▶ **Written instruction**: Copy out each line of the material below that holds the string "JSON".

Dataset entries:
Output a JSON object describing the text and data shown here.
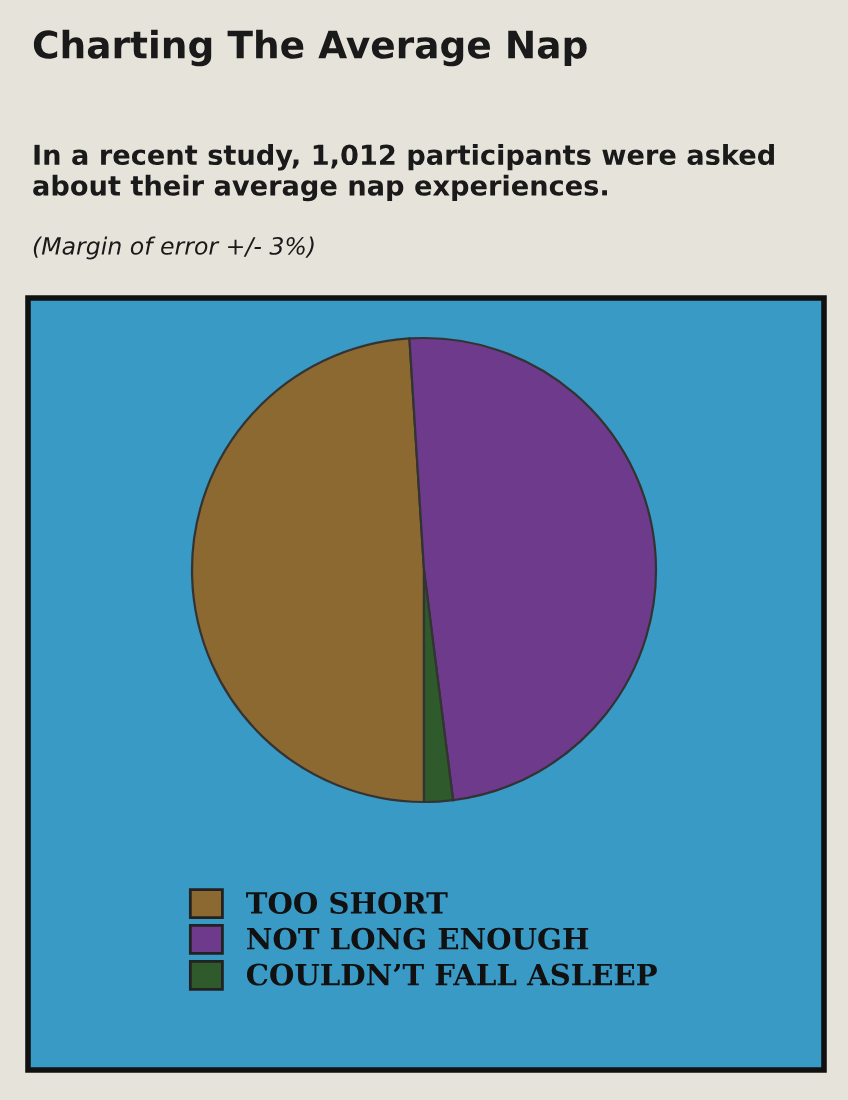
{
  "chart_data": {
    "type": "pie",
    "title": "Charting The Average Nap",
    "subtitle": "In a recent study, 1,012 participants were asked about their average nap experiences.",
    "annotations": [
      "(Margin of error +/- 3%)"
    ],
    "categories": [
      "TOO SHORT",
      "NOT LONG ENOUGH",
      "COULDN’T FALL ASLEEP"
    ],
    "values": [
      49,
      49,
      2
    ],
    "colors": [
      "#8c6930",
      "#6e3b8c",
      "#2e5a2c"
    ],
    "legend": "bottom"
  }
}
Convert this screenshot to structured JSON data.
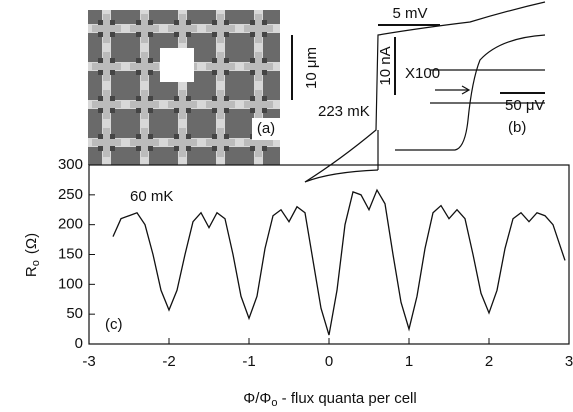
{
  "chart_data": {
    "type": "line",
    "annotation": "60 mK",
    "panel_label": "(c)",
    "ylabel": "R",
    "ylabel_sub": "o",
    "ylabel_unit": "(Ω)",
    "xlabel": "Φ/Φ",
    "xlabel_sub": "o",
    "xlabel_rest": " - flux quanta per cell",
    "color": "#111111",
    "xlim": [
      -3,
      3
    ],
    "ylim": [
      0,
      300
    ],
    "xticks": [
      -3,
      -2,
      -1,
      0,
      1,
      2,
      3
    ],
    "yticks": [
      0,
      50,
      100,
      150,
      200,
      250,
      300
    ],
    "x": [
      -2.7,
      -2.6,
      -2.5,
      -2.4,
      -2.3,
      -2.2,
      -2.1,
      -2.0,
      -1.9,
      -1.8,
      -1.7,
      -1.6,
      -1.5,
      -1.4,
      -1.3,
      -1.2,
      -1.1,
      -1.0,
      -0.9,
      -0.8,
      -0.7,
      -0.6,
      -0.5,
      -0.4,
      -0.3,
      -0.2,
      -0.1,
      0,
      0.1,
      0.2,
      0.3,
      0.4,
      0.5,
      0.6,
      0.7,
      0.8,
      0.9,
      1.0,
      1.1,
      1.2,
      1.3,
      1.4,
      1.5,
      1.6,
      1.7,
      1.8,
      1.9,
      2.0,
      2.1,
      2.2,
      2.3,
      2.4,
      2.5,
      2.6,
      2.7,
      2.8,
      2.9,
      2.95
    ],
    "values": [
      180,
      210,
      215,
      220,
      200,
      150,
      90,
      57,
      90,
      150,
      205,
      220,
      195,
      220,
      210,
      150,
      80,
      43,
      80,
      160,
      215,
      225,
      205,
      230,
      220,
      140,
      60,
      15,
      90,
      200,
      255,
      250,
      225,
      258,
      235,
      150,
      70,
      25,
      80,
      160,
      220,
      232,
      210,
      225,
      210,
      150,
      85,
      52,
      90,
      160,
      210,
      220,
      205,
      220,
      215,
      200,
      160,
      140
    ]
  },
  "insets": {
    "a": {
      "scale": "10 μm",
      "label": "(a)"
    },
    "b": {
      "voltage_scale": "5 mV",
      "current_scale": "10 nA",
      "magnification": "X100",
      "fine_scale": "50 μV",
      "temperature": "223 mK",
      "label": "(b)"
    }
  }
}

▶ **In response**:
Output a JSON object describing the text and data shown here.
Convert this screenshot to structured JSON data.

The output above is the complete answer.